** Begin **

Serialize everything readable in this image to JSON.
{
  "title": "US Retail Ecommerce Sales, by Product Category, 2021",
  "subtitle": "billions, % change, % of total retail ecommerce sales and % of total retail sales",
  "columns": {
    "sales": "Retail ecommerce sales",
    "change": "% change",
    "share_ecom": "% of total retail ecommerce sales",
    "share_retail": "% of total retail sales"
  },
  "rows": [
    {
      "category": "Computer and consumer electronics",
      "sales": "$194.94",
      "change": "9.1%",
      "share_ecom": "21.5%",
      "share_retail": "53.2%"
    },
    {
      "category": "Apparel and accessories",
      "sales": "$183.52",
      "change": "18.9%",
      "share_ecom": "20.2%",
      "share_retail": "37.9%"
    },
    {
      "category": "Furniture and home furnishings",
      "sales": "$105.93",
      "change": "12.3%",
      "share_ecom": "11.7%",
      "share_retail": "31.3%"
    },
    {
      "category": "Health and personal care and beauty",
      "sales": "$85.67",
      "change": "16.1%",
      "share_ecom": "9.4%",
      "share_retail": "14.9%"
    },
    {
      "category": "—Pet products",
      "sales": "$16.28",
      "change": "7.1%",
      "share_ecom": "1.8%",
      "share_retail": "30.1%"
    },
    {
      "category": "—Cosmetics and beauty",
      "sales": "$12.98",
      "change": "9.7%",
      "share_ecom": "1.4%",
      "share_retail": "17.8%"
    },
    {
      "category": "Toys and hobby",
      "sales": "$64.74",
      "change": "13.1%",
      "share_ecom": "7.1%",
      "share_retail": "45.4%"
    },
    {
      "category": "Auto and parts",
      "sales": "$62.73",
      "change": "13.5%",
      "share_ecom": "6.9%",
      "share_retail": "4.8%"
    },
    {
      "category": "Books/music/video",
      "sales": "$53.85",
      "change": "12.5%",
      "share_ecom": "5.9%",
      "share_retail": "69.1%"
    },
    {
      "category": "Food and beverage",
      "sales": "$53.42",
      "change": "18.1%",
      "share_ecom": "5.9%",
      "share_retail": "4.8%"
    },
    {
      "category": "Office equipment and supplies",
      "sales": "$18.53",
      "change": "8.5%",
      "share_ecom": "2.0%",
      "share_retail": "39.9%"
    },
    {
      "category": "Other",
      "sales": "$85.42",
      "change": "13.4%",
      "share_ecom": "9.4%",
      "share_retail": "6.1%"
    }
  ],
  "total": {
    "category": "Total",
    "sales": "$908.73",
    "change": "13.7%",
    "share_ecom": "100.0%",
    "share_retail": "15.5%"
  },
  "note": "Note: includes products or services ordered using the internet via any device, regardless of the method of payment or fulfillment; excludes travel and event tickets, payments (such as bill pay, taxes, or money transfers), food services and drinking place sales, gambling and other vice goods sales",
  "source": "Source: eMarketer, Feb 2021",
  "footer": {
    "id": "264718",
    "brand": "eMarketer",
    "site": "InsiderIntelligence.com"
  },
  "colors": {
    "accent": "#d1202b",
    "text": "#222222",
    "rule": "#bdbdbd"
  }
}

** End **

REQUIRED TASK:
All of the material must be reproduced exactly.

SOLUTION:
Serialize everything readable in this image to JSON.
{
  "title": "US Retail Ecommerce Sales, by Product Category, 2021",
  "subtitle": "billions, % change, % of total retail ecommerce sales and % of total retail sales",
  "columns": {
    "sales": "Retail ecommerce sales",
    "change": "% change",
    "share_ecom": "% of total retail ecommerce sales",
    "share_retail": "% of total retail sales"
  },
  "rows": [
    {
      "category": "Computer and consumer electronics",
      "sales": "$194.94",
      "change": "9.1%",
      "share_ecom": "21.5%",
      "share_retail": "53.2%"
    },
    {
      "category": "Apparel and accessories",
      "sales": "$183.52",
      "change": "18.9%",
      "share_ecom": "20.2%",
      "share_retail": "37.9%"
    },
    {
      "category": "Furniture and home furnishings",
      "sales": "$105.93",
      "change": "12.3%",
      "share_ecom": "11.7%",
      "share_retail": "31.3%"
    },
    {
      "category": "Health and personal care and beauty",
      "sales": "$85.67",
      "change": "16.1%",
      "share_ecom": "9.4%",
      "share_retail": "14.9%"
    },
    {
      "category": "—Pet products",
      "sales": "$16.28",
      "change": "7.1%",
      "share_ecom": "1.8%",
      "share_retail": "30.1%"
    },
    {
      "category": "—Cosmetics and beauty",
      "sales": "$12.98",
      "change": "9.7%",
      "share_ecom": "1.4%",
      "share_retail": "17.8%"
    },
    {
      "category": "Toys and hobby",
      "sales": "$64.74",
      "change": "13.1%",
      "share_ecom": "7.1%",
      "share_retail": "45.4%"
    },
    {
      "category": "Auto and parts",
      "sales": "$62.73",
      "change": "13.5%",
      "share_ecom": "6.9%",
      "share_retail": "4.8%"
    },
    {
      "category": "Books/music/video",
      "sales": "$53.85",
      "change": "12.5%",
      "share_ecom": "5.9%",
      "share_retail": "69.1%"
    },
    {
      "category": "Food and beverage",
      "sales": "$53.42",
      "change": "18.1%",
      "share_ecom": "5.9%",
      "share_retail": "4.8%"
    },
    {
      "category": "Office equipment and supplies",
      "sales": "$18.53",
      "change": "8.5%",
      "share_ecom": "2.0%",
      "share_retail": "39.9%"
    },
    {
      "category": "Other",
      "sales": "$85.42",
      "change": "13.4%",
      "share_ecom": "9.4%",
      "share_retail": "6.1%"
    }
  ],
  "total": {
    "category": "Total",
    "sales": "$908.73",
    "change": "13.7%",
    "share_ecom": "100.0%",
    "share_retail": "15.5%"
  },
  "note": "Note: includes products or services ordered using the internet via any device, regardless of the method of payment or fulfillment; excludes travel and event tickets, payments (such as bill pay, taxes, or money transfers), food services and drinking place sales, gambling and other vice goods sales",
  "source": "Source: eMarketer, Feb 2021",
  "footer": {
    "id": "264718",
    "brand": "eMarketer",
    "site": "InsiderIntelligence.com"
  },
  "colors": {
    "accent": "#d1202b",
    "text": "#222222",
    "rule": "#bdbdbd"
  }
}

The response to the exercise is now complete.